Exercise prompt –
Every line below should be repeated exactly.

Records supplied –
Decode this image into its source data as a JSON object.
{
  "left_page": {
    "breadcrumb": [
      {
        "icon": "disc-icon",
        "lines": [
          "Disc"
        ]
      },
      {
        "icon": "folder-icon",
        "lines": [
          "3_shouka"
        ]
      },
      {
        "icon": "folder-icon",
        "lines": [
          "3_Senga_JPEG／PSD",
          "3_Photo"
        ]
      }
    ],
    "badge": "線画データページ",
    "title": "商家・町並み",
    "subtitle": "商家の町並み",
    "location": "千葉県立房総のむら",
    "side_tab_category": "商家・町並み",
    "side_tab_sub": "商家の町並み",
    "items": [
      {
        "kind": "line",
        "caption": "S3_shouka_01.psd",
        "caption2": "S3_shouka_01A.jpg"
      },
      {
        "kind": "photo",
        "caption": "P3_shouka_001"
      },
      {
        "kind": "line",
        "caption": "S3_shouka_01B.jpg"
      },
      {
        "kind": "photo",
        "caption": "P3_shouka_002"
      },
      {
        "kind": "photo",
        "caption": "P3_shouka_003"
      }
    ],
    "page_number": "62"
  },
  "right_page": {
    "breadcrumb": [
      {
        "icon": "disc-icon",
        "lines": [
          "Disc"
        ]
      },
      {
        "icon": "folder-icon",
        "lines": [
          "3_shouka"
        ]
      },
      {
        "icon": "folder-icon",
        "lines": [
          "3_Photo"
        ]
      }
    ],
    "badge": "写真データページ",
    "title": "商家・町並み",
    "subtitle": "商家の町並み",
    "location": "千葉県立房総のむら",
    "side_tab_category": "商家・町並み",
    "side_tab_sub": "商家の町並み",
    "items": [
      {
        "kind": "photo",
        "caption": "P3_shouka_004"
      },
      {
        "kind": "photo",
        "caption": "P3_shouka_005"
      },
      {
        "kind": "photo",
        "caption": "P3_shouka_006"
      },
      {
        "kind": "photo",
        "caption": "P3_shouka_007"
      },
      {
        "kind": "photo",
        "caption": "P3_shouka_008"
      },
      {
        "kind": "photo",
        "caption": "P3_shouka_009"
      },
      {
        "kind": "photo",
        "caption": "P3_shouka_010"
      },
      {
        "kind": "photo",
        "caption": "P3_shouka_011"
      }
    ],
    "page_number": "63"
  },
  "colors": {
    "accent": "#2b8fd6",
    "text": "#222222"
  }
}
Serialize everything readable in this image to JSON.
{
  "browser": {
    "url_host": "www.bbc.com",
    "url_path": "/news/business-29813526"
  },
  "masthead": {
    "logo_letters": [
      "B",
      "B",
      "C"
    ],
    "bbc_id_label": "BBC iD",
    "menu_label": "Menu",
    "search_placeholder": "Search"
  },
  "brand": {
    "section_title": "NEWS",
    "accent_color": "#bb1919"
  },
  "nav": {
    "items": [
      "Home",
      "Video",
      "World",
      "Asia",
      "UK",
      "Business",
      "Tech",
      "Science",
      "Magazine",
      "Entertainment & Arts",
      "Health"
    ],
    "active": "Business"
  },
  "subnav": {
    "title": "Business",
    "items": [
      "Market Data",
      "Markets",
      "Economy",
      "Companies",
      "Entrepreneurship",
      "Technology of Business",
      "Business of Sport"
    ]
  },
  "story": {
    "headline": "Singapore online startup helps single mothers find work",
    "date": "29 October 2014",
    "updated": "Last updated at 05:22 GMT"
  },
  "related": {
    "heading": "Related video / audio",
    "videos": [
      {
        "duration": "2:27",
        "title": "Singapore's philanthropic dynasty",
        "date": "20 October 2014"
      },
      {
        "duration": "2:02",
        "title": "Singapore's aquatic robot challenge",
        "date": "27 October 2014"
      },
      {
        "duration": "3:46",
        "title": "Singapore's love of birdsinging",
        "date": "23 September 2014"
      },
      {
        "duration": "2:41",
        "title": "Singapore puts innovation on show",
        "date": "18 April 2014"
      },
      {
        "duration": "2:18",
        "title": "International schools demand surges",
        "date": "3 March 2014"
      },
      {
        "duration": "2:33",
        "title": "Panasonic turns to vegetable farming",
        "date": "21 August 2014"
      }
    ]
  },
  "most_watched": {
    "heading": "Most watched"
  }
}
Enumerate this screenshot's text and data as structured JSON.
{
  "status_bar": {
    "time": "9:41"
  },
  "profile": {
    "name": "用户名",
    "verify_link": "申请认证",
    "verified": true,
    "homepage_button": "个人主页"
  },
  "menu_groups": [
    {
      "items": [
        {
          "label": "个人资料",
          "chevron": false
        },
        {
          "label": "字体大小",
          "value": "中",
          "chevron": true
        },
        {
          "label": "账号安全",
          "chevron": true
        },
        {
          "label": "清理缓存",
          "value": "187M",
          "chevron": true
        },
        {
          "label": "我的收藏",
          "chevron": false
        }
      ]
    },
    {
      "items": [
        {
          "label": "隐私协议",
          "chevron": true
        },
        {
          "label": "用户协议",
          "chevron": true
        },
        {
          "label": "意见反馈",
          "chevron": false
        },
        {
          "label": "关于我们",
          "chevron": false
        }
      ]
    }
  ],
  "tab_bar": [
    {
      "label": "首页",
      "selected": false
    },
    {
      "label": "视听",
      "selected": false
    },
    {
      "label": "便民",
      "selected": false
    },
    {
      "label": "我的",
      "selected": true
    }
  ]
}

Task result –
Decode this image into its source data as a JSON object.
{
  "left_page": {
    "breadcrumb": [
      {
        "icon": "disc-icon",
        "lines": [
          "Disc"
        ]
      },
      {
        "icon": "folder-icon",
        "lines": [
          "3_shouka"
        ]
      },
      {
        "icon": "folder-icon",
        "lines": [
          "3_Senga_JPEG／PSD",
          "3_Photo"
        ]
      }
    ],
    "badge": "線画データページ",
    "title": "商家・町並み",
    "subtitle": "商家の町並み",
    "location": "千葉県立房総のむら",
    "side_tab_category": "商家・町並み",
    "side_tab_sub": "商家の町並み",
    "items": [
      {
        "kind": "line",
        "caption": "S3_shouka_01.psd",
        "caption2": "S3_shouka_01A.jpg"
      },
      {
        "kind": "photo",
        "caption": "P3_shouka_001"
      },
      {
        "kind": "line",
        "caption": "S3_shouka_01B.jpg"
      },
      {
        "kind": "photo",
        "caption": "P3_shouka_002"
      },
      {
        "kind": "photo",
        "caption": "P3_shouka_003"
      }
    ],
    "page_number": "62"
  },
  "right_page": {
    "breadcrumb": [
      {
        "icon": "disc-icon",
        "lines": [
          "Disc"
        ]
      },
      {
        "icon": "folder-icon",
        "lines": [
          "3_shouka"
        ]
      },
      {
        "icon": "folder-icon",
        "lines": [
          "3_Photo"
        ]
      }
    ],
    "badge": "写真データページ",
    "title": "商家・町並み",
    "subtitle": "商家の町並み",
    "location": "千葉県立房総のむら",
    "side_tab_category": "商家・町並み",
    "side_tab_sub": "商家の町並み",
    "items": [
      {
        "kind": "photo",
        "caption": "P3_shouka_004"
      },
      {
        "kind": "photo",
        "caption": "P3_shouka_005"
      },
      {
        "kind": "photo",
        "caption": "P3_shouka_006"
      },
      {
        "kind": "photo",
        "caption": "P3_shouka_007"
      },
      {
        "kind": "photo",
        "caption": "P3_shouka_008"
      },
      {
        "kind": "photo",
        "caption": "P3_shouka_009"
      },
      {
        "kind": "photo",
        "caption": "P3_shouka_010"
      },
      {
        "kind": "photo",
        "caption": "P3_shouka_011"
      }
    ],
    "page_number": "63"
  },
  "colors": {
    "accent": "#2b8fd6",
    "text": "#222222"
  }
}
Serialize everything readable in this image to JSON.
{
  "browser": {
    "url_host": "www.bbc.com",
    "url_path": "/news/business-29813526"
  },
  "masthead": {
    "logo_letters": [
      "B",
      "B",
      "C"
    ],
    "bbc_id_label": "BBC iD",
    "menu_label": "Menu",
    "search_placeholder": "Search"
  },
  "brand": {
    "section_title": "NEWS",
    "accent_color": "#bb1919"
  },
  "nav": {
    "items": [
      "Home",
      "Video",
      "World",
      "Asia",
      "UK",
      "Business",
      "Tech",
      "Science",
      "Magazine",
      "Entertainment & Arts",
      "Health"
    ],
    "active": "Business"
  },
  "subnav": {
    "title": "Business",
    "items": [
      "Market Data",
      "Markets",
      "Economy",
      "Companies",
      "Entrepreneurship",
      "Technology of Business",
      "Business of Sport"
    ]
  },
  "story": {
    "headline": "Singapore online startup helps single mothers find work",
    "date": "29 October 2014",
    "updated": "Last updated at 05:22 GMT"
  },
  "related": {
    "heading": "Related video / audio",
    "videos": [
      {
        "duration": "2:27",
        "title": "Singapore's philanthropic dynasty",
        "date": "20 October 2014"
      },
      {
        "duration": "2:02",
        "title": "Singapore's aquatic robot challenge",
        "date": "27 October 2014"
      },
      {
        "duration": "3:46",
        "title": "Singapore's love of birdsinging",
        "date": "23 September 2014"
      },
      {
        "duration": "2:41",
        "title": "Singapore puts innovation on show",
        "date": "18 April 2014"
      },
      {
        "duration": "2:18",
        "title": "International schools demand surges",
        "date": "3 March 2014"
      },
      {
        "duration": "2:33",
        "title": "Panasonic turns to vegetable farming",
        "date": "21 August 2014"
      }
    ]
  },
  "most_watched": {
    "heading": "Most watched"
  }
}
Enumerate this screenshot's text and data as structured JSON.
{
  "status_bar": {
    "time": "9:41"
  },
  "profile": {
    "name": "用户名",
    "verify_link": "申请认证",
    "verified": true,
    "homepage_button": "个人主页"
  },
  "menu_groups": [
    {
      "items": [
        {
          "label": "个人资料",
          "chevron": false
        },
        {
          "label": "字体大小",
          "value": "中",
          "chevron": true
        },
        {
          "label": "账号安全",
          "chevron": true
        },
        {
          "label": "清理缓存",
          "value": "187M",
          "chevron": true
        },
        {
          "label": "我的收藏",
          "chevron": false
        }
      ]
    },
    {
      "items": [
        {
          "label": "隐私协议",
          "chevron": true
        },
        {
          "label": "用户协议",
          "chevron": true
        },
        {
          "label": "意见反馈",
          "chevron": false
        },
        {
          "label": "关于我们",
          "chevron": false
        }
      ]
    }
  ],
  "tab_bar": [
    {
      "label": "首页",
      "selected": false
    },
    {
      "label": "视听",
      "selected": false
    },
    {
      "label": "便民",
      "selected": false
    },
    {
      "label": "我的",
      "selected": true
    }
  ]
}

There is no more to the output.